**Stated task:** Your task is to repeat the lines below exactly, excluding any pictures they contain.

------------------------------------------------

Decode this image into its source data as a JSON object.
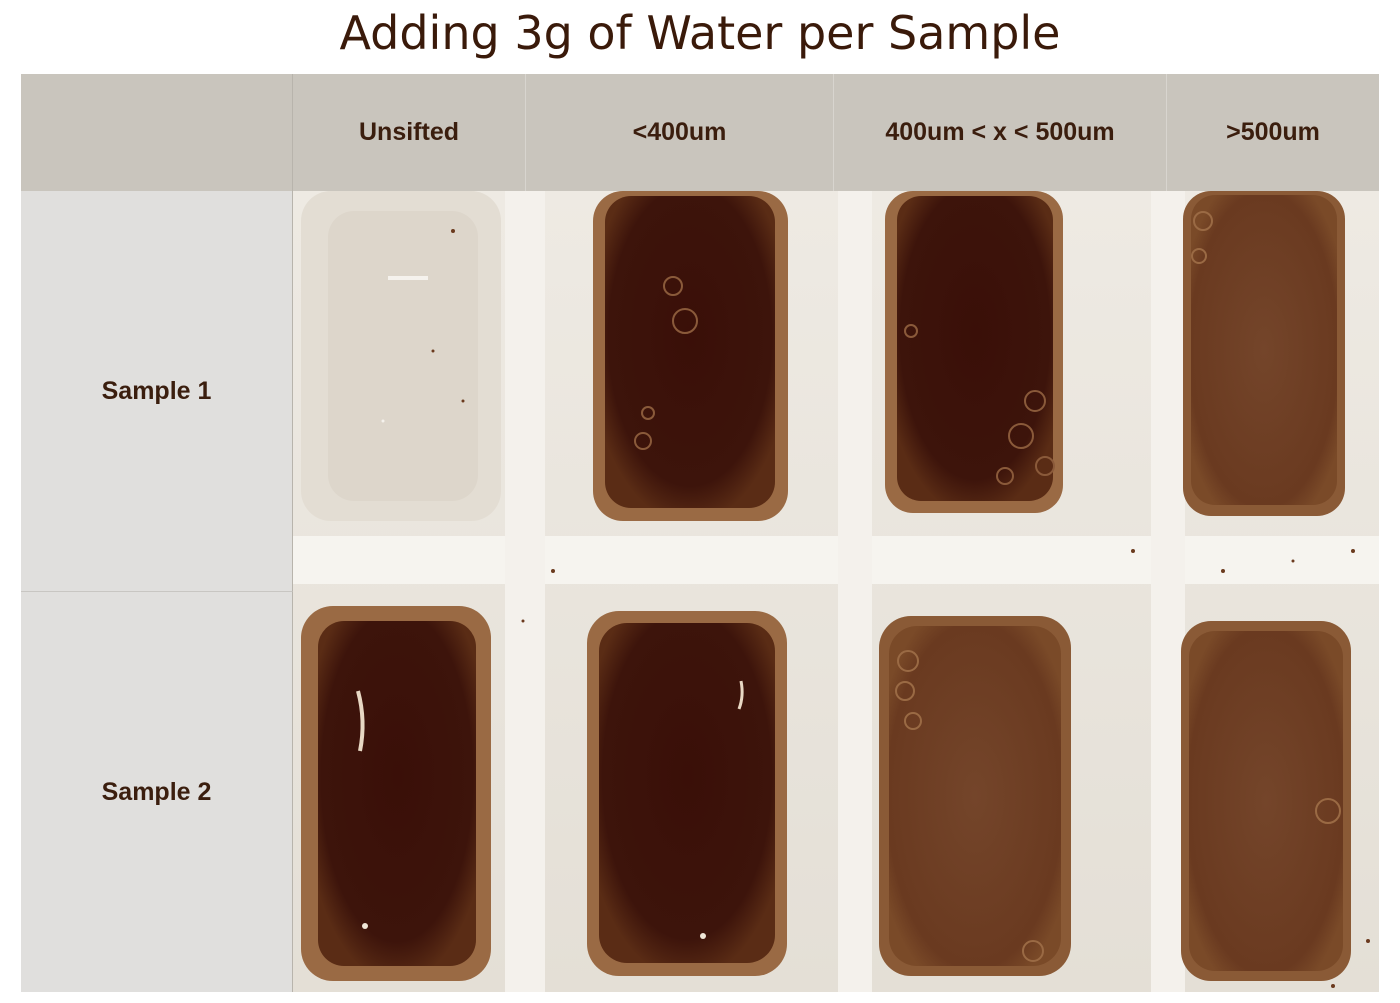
{
  "title": "Adding 3g of Water per Sample",
  "columns": [
    {
      "label": "Unsifted"
    },
    {
      "label": "<400um"
    },
    {
      "label": "400um < x < 500um"
    },
    {
      "label": ">500um"
    }
  ],
  "rows": [
    {
      "label": "Sample 1"
    },
    {
      "label": "Sample 2"
    }
  ],
  "colors": {
    "title": "#3a1a0a",
    "header_bg": "#c9c5bd",
    "row_header_bg": "#e0dfdd",
    "tray": "#ebe7e0",
    "coffee_dark": "#3b120a",
    "coffee_medium": "#6e3d22",
    "coffee_rim": "#9a6a44",
    "pale_water": "#ddd6cb"
  }
}
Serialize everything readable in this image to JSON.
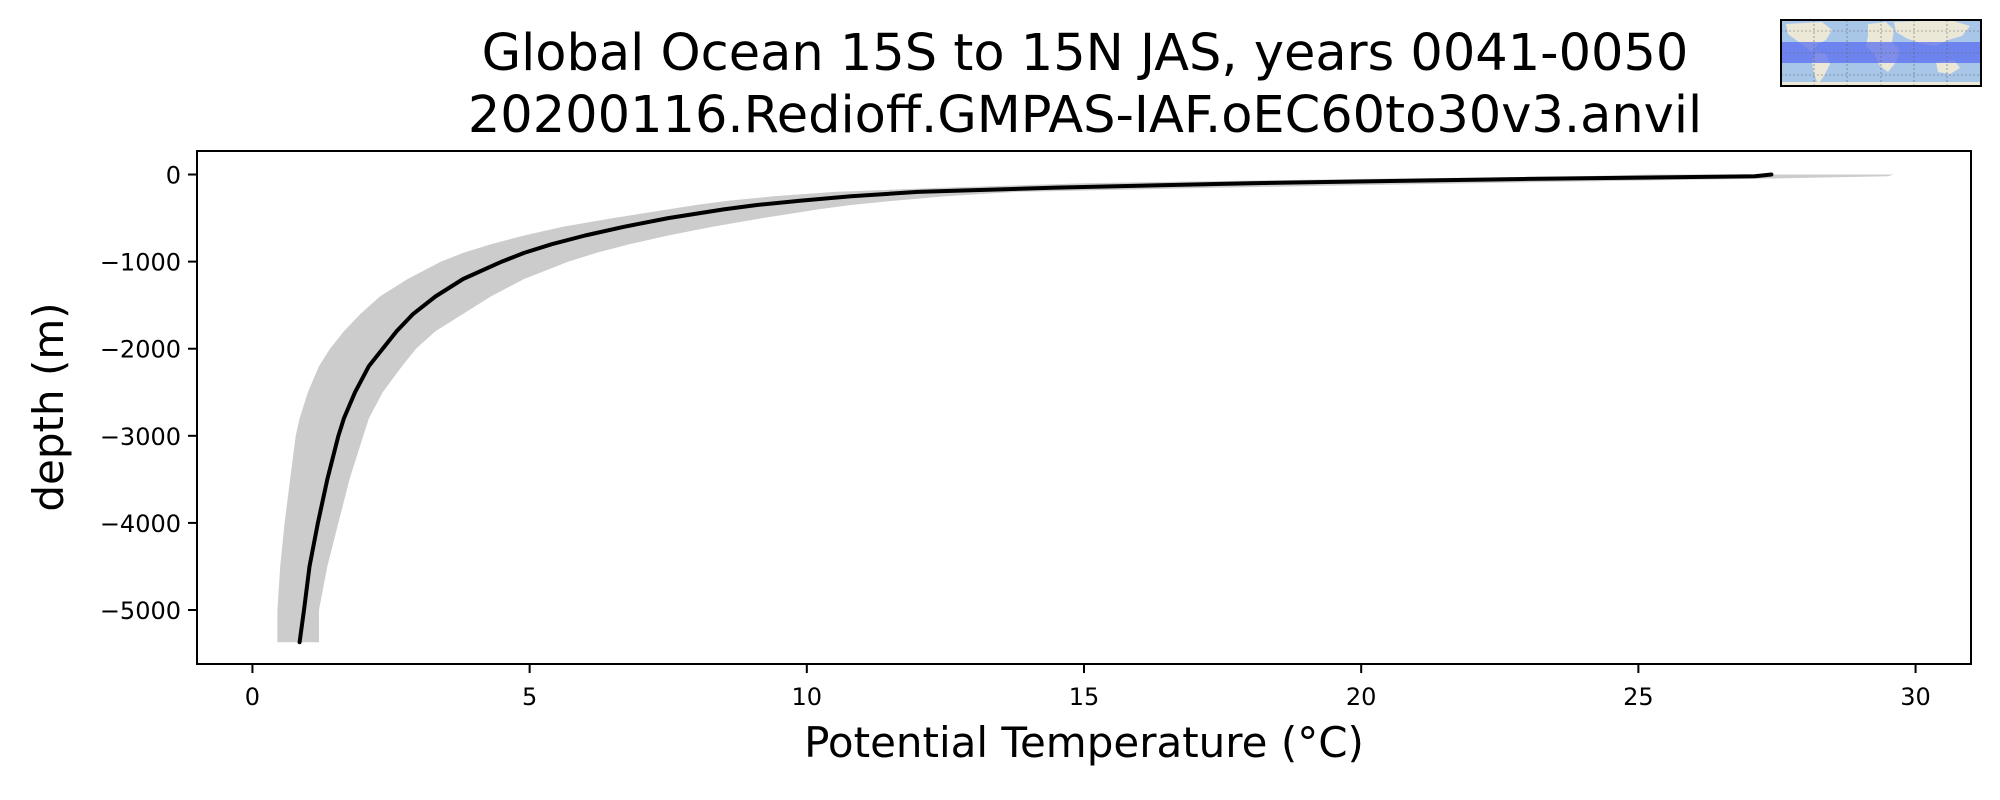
{
  "title_line1": "Global Ocean 15S to 15N JAS, years 0041-0050",
  "title_line2": "20200116.Redioff.GMPAS-IAF.oEC60to30v3.anvil",
  "inset_map": {
    "icon": "world-map-icon",
    "band_color": "#5a6ef0",
    "ocean_color": "#a8c6e8",
    "land_color": "#ece8d8"
  },
  "chart_data": {
    "type": "line",
    "title": "Global Ocean 15S to 15N JAS, years 0041-0050 20200116.Redioff.GMPAS-IAF.oEC60to30v3.anvil",
    "xlabel": "Potential Temperature (°C)",
    "ylabel": "depth (m)",
    "xlim": [
      -1,
      31
    ],
    "ylim": [
      -5620,
      270
    ],
    "x_ticks": [
      0,
      5,
      10,
      15,
      20,
      25,
      30
    ],
    "y_ticks": [
      0,
      -1000,
      -2000,
      -3000,
      -4000,
      -5000
    ],
    "x_tick_labels": [
      "0",
      "5",
      "10",
      "15",
      "20",
      "25",
      "30"
    ],
    "y_tick_labels": [
      "0",
      "−1000",
      "−2000",
      "−3000",
      "−4000",
      "−5000"
    ],
    "grid": false,
    "line_color": "#000000",
    "band_color": "#cccccc",
    "series": [
      {
        "depth": [
          0,
          -20,
          -50,
          -100,
          -150,
          -200,
          -250,
          -300,
          -350,
          -400,
          -500,
          -600,
          -700,
          -800,
          -900,
          -1000,
          -1200,
          -1400,
          -1600,
          -1800,
          -2000,
          -2200,
          -2500,
          -2800,
          -3000,
          -3500,
          -4000,
          -4500,
          -5000,
          -5370
        ],
        "values": [
          27.4,
          27.1,
          23.0,
          18.0,
          14.5,
          12.0,
          10.8,
          9.9,
          9.1,
          8.5,
          7.5,
          6.7,
          6.0,
          5.4,
          4.9,
          4.5,
          3.8,
          3.3,
          2.9,
          2.6,
          2.35,
          2.1,
          1.85,
          1.65,
          1.55,
          1.35,
          1.18,
          1.03,
          0.93,
          0.85
        ]
      }
    ],
    "band": {
      "depth": [
        0,
        -20,
        -50,
        -100,
        -150,
        -200,
        -250,
        -300,
        -350,
        -400,
        -500,
        -600,
        -700,
        -800,
        -900,
        -1000,
        -1200,
        -1400,
        -1600,
        -1800,
        -2000,
        -2200,
        -2500,
        -2800,
        -3000,
        -3500,
        -4000,
        -4500,
        -5000,
        -5370
      ],
      "lower": [
        25.2,
        24.0,
        20.0,
        15.0,
        12.5,
        10.5,
        9.4,
        8.6,
        8.0,
        7.5,
        6.5,
        5.6,
        4.9,
        4.3,
        3.8,
        3.4,
        2.8,
        2.3,
        1.95,
        1.65,
        1.4,
        1.2,
        1.0,
        0.85,
        0.78,
        0.68,
        0.58,
        0.5,
        0.45,
        0.45
      ],
      "upper": [
        29.6,
        29.5,
        27.0,
        22.0,
        17.5,
        13.8,
        12.5,
        11.6,
        10.8,
        10.2,
        9.2,
        8.3,
        7.5,
        6.8,
        6.2,
        5.7,
        4.9,
        4.3,
        3.8,
        3.3,
        2.95,
        2.7,
        2.35,
        2.1,
        2.0,
        1.75,
        1.55,
        1.35,
        1.2,
        1.2
      ]
    }
  }
}
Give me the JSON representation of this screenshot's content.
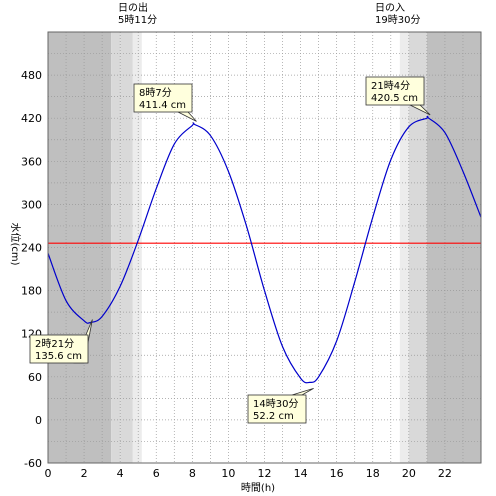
{
  "sun": {
    "sunrise_label": "日の出",
    "sunrise_time": "5時11分",
    "sunset_label": "日の入",
    "sunset_time": "19時30分"
  },
  "colors": {
    "night": "#bfbfbf",
    "twilight": "#d9d9d9",
    "dawn_edge": "#ececec",
    "day": "#ffffff",
    "curve": "#0000cc",
    "mean_line": "#ff0000",
    "callout_bg": "#ffffdd",
    "grid": "#999999"
  },
  "chart_data": {
    "type": "line",
    "xlabel": "時間(h)",
    "ylabel": "水位(cm)",
    "xlim": [
      0,
      24
    ],
    "ylim": [
      -60,
      540
    ],
    "x_ticks": [
      0,
      2,
      4,
      6,
      8,
      10,
      12,
      14,
      16,
      18,
      20,
      22
    ],
    "y_ticks": [
      -60,
      0,
      60,
      120,
      180,
      240,
      300,
      360,
      420,
      480
    ],
    "grid": true,
    "mean_level": 246,
    "sunrise_hour": 5.18,
    "sunset_hour": 19.5,
    "shading": [
      {
        "from": 0,
        "to": 3.5,
        "kind": "night"
      },
      {
        "from": 3.5,
        "to": 4.0,
        "kind": "twilight"
      },
      {
        "from": 4.0,
        "to": 4.7,
        "kind": "twilight"
      },
      {
        "from": 4.7,
        "to": 5.2,
        "kind": "dawn_edge"
      },
      {
        "from": 19.5,
        "to": 20.0,
        "kind": "dawn_edge"
      },
      {
        "from": 20.0,
        "to": 21.0,
        "kind": "twilight"
      },
      {
        "from": 21.0,
        "to": 24.0,
        "kind": "night"
      }
    ],
    "series": [
      {
        "x": [
          0,
          1,
          2,
          2.35,
          3,
          4,
          5,
          6,
          7,
          8,
          8.12,
          9,
          10,
          11,
          12,
          13,
          14,
          14.5,
          15,
          16,
          17,
          18,
          19,
          20,
          21,
          21.07,
          22,
          23,
          24
        ],
        "y": [
          232,
          166,
          138,
          135.6,
          144,
          186,
          250,
          322,
          384,
          410,
          411.4,
          396,
          346,
          270,
          180,
          102,
          58,
          52.2,
          60,
          110,
          192,
          282,
          362,
          408,
          420,
          420.5,
          400,
          346,
          282
        ]
      }
    ],
    "annotations": [
      {
        "time": "2時21分",
        "value": "135.6 cm",
        "x": 2.35,
        "y": 135.6
      },
      {
        "time": "8時7分",
        "value": "411.4 cm",
        "x": 8.12,
        "y": 411.4
      },
      {
        "time": "14時30分",
        "value": "52.2 cm",
        "x": 14.5,
        "y": 52.2
      },
      {
        "time": "21時4分",
        "value": "420.5 cm",
        "x": 21.07,
        "y": 420.5
      }
    ]
  }
}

------------------------------------------------

**Answer for the task:**
Decode this image into its source data as a JSON object.
{
  "title": "Adding 3g of Water per Sample",
  "columns": [
    {
      "label": "Unsifted"
    },
    {
      "label": "<400um"
    },
    {
      "label": "400um < x < 500um"
    },
    {
      "label": ">500um"
    }
  ],
  "rows": [
    {
      "label": "Sample 1"
    },
    {
      "label": "Sample 2"
    }
  ],
  "colors": {
    "title": "#3a1a0a",
    "header_bg": "#c9c5bd",
    "row_header_bg": "#e0dfdd",
    "tray": "#ebe7e0",
    "coffee_dark": "#3b120a",
    "coffee_medium": "#6e3d22",
    "coffee_rim": "#9a6a44",
    "pale_water": "#ddd6cb"
  }
}
Serialize everything readable in this image to JSON.
{
  "title_line1": "Global Ocean 15S to 15N JAS, years 0041-0050",
  "title_line2": "20200116.Redioff.GMPAS-IAF.oEC60to30v3.anvil",
  "inset_map": {
    "icon": "world-map-icon",
    "band_color": "#5a6ef0",
    "ocean_color": "#a8c6e8",
    "land_color": "#ece8d8"
  },
  "chart_data": {
    "type": "line",
    "title": "Global Ocean 15S to 15N JAS, years 0041-0050 20200116.Redioff.GMPAS-IAF.oEC60to30v3.anvil",
    "xlabel": "Potential Temperature (°C)",
    "ylabel": "depth (m)",
    "xlim": [
      -1,
      31
    ],
    "ylim": [
      -5620,
      270
    ],
    "x_ticks": [
      0,
      5,
      10,
      15,
      20,
      25,
      30
    ],
    "y_ticks": [
      0,
      -1000,
      -2000,
      -3000,
      -4000,
      -5000
    ],
    "x_tick_labels": [
      "0",
      "5",
      "10",
      "15",
      "20",
      "25",
      "30"
    ],
    "y_tick_labels": [
      "0",
      "−1000",
      "−2000",
      "−3000",
      "−4000",
      "−5000"
    ],
    "grid": false,
    "line_color": "#000000",
    "band_color": "#cccccc",
    "series": [
      {
        "depth": [
          0,
          -20,
          -50,
          -100,
          -150,
          -200,
          -250,
          -300,
          -350,
          -400,
          -500,
          -600,
          -700,
          -800,
          -900,
          -1000,
          -1200,
          -1400,
          -1600,
          -1800,
          -2000,
          -2200,
          -2500,
          -2800,
          -3000,
          -3500,
          -4000,
          -4500,
          -5000,
          -5370
        ],
        "values": [
          27.4,
          27.1,
          23.0,
          18.0,
          14.5,
          12.0,
          10.8,
          9.9,
          9.1,
          8.5,
          7.5,
          6.7,
          6.0,
          5.4,
          4.9,
          4.5,
          3.8,
          3.3,
          2.9,
          2.6,
          2.35,
          2.1,
          1.85,
          1.65,
          1.55,
          1.35,
          1.18,
          1.03,
          0.93,
          0.85
        ]
      }
    ],
    "band": {
      "depth": [
        0,
        -20,
        -50,
        -100,
        -150,
        -200,
        -250,
        -300,
        -350,
        -400,
        -500,
        -600,
        -700,
        -800,
        -900,
        -1000,
        -1200,
        -1400,
        -1600,
        -1800,
        -2000,
        -2200,
        -2500,
        -2800,
        -3000,
        -3500,
        -4000,
        -4500,
        -5000,
        -5370
      ],
      "lower": [
        25.2,
        24.0,
        20.0,
        15.0,
        12.5,
        10.5,
        9.4,
        8.6,
        8.0,
        7.5,
        6.5,
        5.6,
        4.9,
        4.3,
        3.8,
        3.4,
        2.8,
        2.3,
        1.95,
        1.65,
        1.4,
        1.2,
        1.0,
        0.85,
        0.78,
        0.68,
        0.58,
        0.5,
        0.45,
        0.45
      ],
      "upper": [
        29.6,
        29.5,
        27.0,
        22.0,
        17.5,
        13.8,
        12.5,
        11.6,
        10.8,
        10.2,
        9.2,
        8.3,
        7.5,
        6.8,
        6.2,
        5.7,
        4.9,
        4.3,
        3.8,
        3.3,
        2.95,
        2.7,
        2.35,
        2.1,
        2.0,
        1.75,
        1.55,
        1.35,
        1.2,
        1.2
      ]
    }
  }
}
Give me the JSON representation of this screenshot's content.
{
  "sun": {
    "sunrise_label": "日の出",
    "sunrise_time": "5時11分",
    "sunset_label": "日の入",
    "sunset_time": "19時30分"
  },
  "colors": {
    "night": "#bfbfbf",
    "twilight": "#d9d9d9",
    "dawn_edge": "#ececec",
    "day": "#ffffff",
    "curve": "#0000cc",
    "mean_line": "#ff0000",
    "callout_bg": "#ffffdd",
    "grid": "#999999"
  },
  "chart_data": {
    "type": "line",
    "xlabel": "時間(h)",
    "ylabel": "水位(cm)",
    "xlim": [
      0,
      24
    ],
    "ylim": [
      -60,
      540
    ],
    "x_ticks": [
      0,
      2,
      4,
      6,
      8,
      10,
      12,
      14,
      16,
      18,
      20,
      22
    ],
    "y_ticks": [
      -60,
      0,
      60,
      120,
      180,
      240,
      300,
      360,
      420,
      480
    ],
    "grid": true,
    "mean_level": 246,
    "sunrise_hour": 5.18,
    "sunset_hour": 19.5,
    "shading": [
      {
        "from": 0,
        "to": 3.5,
        "kind": "night"
      },
      {
        "from": 3.5,
        "to": 4.0,
        "kind": "twilight"
      },
      {
        "from": 4.0,
        "to": 4.7,
        "kind": "twilight"
      },
      {
        "from": 4.7,
        "to": 5.2,
        "kind": "dawn_edge"
      },
      {
        "from": 19.5,
        "to": 20.0,
        "kind": "dawn_edge"
      },
      {
        "from": 20.0,
        "to": 21.0,
        "kind": "twilight"
      },
      {
        "from": 21.0,
        "to": 24.0,
        "kind": "night"
      }
    ],
    "series": [
      {
        "x": [
          0,
          1,
          2,
          2.35,
          3,
          4,
          5,
          6,
          7,
          8,
          8.12,
          9,
          10,
          11,
          12,
          13,
          14,
          14.5,
          15,
          16,
          17,
          18,
          19,
          20,
          21,
          21.07,
          22,
          23,
          24
        ],
        "y": [
          232,
          166,
          138,
          135.6,
          144,
          186,
          250,
          322,
          384,
          410,
          411.4,
          396,
          346,
          270,
          180,
          102,
          58,
          52.2,
          60,
          110,
          192,
          282,
          362,
          408,
          420,
          420.5,
          400,
          346,
          282
        ]
      }
    ],
    "annotations": [
      {
        "time": "2時21分",
        "value": "135.6 cm",
        "x": 2.35,
        "y": 135.6
      },
      {
        "time": "8時7分",
        "value": "411.4 cm",
        "x": 8.12,
        "y": 411.4
      },
      {
        "time": "14時30分",
        "value": "52.2 cm",
        "x": 14.5,
        "y": 52.2
      },
      {
        "time": "21時4分",
        "value": "420.5 cm",
        "x": 21.07,
        "y": 420.5
      }
    ]
  }
}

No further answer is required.